====== Input data
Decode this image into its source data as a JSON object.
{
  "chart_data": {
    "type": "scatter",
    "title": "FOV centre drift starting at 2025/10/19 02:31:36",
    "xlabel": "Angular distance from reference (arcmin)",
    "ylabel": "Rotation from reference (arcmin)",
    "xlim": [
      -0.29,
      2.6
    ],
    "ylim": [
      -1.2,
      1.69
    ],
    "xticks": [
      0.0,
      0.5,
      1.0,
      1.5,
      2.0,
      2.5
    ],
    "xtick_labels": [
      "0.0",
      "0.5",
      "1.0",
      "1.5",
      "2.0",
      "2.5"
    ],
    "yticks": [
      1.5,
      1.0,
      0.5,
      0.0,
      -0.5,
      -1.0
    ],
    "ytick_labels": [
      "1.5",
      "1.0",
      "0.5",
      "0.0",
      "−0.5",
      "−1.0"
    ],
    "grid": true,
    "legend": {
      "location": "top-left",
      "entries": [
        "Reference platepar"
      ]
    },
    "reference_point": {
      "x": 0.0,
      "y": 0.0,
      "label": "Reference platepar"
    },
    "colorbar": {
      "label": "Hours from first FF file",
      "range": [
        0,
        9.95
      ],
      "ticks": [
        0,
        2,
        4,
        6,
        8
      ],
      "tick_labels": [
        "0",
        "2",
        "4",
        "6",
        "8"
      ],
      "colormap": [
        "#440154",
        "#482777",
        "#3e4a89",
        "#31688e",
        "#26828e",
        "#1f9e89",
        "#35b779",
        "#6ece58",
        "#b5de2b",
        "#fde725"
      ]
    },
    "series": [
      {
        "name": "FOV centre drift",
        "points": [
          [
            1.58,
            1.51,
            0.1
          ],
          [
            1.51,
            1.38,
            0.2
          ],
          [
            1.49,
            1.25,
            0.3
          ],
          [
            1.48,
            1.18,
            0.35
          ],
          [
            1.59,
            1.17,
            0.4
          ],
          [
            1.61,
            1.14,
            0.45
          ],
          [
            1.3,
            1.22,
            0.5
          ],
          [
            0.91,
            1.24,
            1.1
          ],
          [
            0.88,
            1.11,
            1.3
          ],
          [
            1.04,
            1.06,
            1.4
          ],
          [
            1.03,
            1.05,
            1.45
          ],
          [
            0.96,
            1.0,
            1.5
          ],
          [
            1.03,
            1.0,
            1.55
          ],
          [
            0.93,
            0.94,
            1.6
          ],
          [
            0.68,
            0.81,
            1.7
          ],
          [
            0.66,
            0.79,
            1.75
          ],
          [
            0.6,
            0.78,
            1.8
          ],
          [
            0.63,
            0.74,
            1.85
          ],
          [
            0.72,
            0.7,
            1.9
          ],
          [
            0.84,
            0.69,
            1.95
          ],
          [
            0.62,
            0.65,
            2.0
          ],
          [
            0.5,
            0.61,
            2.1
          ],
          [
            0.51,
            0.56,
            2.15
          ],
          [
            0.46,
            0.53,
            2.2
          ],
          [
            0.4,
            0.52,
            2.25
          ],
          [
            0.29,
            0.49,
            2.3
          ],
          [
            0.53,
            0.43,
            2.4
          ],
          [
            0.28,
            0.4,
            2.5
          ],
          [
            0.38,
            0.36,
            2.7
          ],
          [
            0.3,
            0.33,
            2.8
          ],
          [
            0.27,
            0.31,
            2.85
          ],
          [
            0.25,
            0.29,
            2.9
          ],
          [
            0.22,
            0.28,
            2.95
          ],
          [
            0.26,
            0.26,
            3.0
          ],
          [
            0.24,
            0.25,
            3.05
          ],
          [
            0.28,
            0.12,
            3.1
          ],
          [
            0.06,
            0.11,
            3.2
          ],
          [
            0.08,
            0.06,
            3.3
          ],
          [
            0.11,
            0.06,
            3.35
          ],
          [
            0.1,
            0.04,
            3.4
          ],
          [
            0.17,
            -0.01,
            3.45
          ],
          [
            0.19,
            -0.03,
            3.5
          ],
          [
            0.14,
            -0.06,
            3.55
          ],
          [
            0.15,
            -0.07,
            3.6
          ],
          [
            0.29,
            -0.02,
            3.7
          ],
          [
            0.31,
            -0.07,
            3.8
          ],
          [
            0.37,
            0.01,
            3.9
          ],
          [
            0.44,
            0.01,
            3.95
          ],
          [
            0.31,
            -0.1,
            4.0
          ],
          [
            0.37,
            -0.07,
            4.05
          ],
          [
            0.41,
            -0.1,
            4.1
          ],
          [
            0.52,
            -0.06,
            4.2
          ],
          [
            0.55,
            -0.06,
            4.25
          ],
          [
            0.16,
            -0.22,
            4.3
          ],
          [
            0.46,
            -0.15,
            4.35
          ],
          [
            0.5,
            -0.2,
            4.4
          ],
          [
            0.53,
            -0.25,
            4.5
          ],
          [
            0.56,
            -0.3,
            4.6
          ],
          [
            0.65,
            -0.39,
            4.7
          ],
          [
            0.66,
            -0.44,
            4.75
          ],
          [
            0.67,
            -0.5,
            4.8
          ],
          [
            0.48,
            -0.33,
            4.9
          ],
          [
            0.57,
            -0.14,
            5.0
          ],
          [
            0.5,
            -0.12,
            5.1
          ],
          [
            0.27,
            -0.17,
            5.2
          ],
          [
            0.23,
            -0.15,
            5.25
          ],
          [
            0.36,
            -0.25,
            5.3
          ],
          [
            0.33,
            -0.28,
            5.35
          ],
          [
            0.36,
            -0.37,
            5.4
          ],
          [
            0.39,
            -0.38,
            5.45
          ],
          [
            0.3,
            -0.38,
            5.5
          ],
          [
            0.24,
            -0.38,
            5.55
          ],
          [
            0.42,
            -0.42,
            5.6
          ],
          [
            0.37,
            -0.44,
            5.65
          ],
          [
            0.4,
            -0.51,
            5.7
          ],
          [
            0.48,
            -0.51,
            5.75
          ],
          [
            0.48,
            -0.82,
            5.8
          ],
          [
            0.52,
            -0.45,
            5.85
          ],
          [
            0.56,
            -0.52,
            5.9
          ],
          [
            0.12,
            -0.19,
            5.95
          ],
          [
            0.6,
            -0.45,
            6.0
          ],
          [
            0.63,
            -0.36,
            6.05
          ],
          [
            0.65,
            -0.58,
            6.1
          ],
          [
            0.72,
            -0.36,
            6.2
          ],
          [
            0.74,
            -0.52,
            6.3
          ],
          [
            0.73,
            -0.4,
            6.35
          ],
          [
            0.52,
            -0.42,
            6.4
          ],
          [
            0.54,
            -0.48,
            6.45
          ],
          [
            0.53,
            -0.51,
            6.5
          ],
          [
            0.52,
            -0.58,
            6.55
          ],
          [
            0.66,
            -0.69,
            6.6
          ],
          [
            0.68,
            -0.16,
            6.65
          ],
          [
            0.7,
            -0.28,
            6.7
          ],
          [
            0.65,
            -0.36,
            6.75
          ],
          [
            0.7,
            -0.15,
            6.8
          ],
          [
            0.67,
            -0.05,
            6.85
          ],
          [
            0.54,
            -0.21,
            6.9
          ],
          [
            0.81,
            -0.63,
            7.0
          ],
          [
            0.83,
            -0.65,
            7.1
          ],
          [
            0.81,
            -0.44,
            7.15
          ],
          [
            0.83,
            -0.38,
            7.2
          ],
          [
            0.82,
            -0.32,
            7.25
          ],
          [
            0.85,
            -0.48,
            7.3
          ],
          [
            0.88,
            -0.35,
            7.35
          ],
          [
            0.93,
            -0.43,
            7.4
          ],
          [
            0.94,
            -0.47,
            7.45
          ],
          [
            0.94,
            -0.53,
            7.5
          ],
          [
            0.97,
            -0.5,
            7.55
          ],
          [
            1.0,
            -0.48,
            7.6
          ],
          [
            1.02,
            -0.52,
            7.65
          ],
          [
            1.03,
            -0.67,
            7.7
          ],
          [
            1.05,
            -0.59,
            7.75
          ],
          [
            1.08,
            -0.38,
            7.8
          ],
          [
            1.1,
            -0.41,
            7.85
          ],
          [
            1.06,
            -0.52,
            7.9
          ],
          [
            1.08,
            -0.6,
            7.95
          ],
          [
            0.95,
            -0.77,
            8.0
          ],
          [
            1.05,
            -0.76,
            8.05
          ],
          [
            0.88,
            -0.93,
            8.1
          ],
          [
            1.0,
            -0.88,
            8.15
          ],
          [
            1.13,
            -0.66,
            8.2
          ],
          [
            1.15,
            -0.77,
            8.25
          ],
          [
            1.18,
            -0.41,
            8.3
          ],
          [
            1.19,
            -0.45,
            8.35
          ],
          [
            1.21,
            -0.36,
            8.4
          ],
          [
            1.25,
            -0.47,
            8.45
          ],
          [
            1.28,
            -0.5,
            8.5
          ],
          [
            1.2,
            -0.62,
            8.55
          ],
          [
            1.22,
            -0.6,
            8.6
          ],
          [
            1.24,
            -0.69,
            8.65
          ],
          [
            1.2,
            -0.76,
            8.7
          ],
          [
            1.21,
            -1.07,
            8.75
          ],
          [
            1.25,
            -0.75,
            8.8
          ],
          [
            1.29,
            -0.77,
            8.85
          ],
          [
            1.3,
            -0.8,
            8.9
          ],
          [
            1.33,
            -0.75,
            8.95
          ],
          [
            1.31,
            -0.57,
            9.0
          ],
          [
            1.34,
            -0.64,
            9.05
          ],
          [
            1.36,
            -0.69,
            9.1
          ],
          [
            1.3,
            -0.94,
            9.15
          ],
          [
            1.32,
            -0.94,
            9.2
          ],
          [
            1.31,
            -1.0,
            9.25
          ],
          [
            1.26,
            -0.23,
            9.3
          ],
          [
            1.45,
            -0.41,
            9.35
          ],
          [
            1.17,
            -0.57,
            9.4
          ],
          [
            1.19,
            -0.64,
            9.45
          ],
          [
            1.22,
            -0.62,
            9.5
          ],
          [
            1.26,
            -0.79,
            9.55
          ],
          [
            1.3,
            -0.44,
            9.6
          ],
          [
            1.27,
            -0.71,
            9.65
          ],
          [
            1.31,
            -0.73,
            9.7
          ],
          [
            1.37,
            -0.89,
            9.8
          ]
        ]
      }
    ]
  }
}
============
- [Your instructions]: Which lines hold the word "arcmin"? Copy each of them from the records.

- [Expected answer]:
    "xlabel": "Angular distance from reference (arcmin)",
    "ylabel": "Rotation from reference (arcmin)",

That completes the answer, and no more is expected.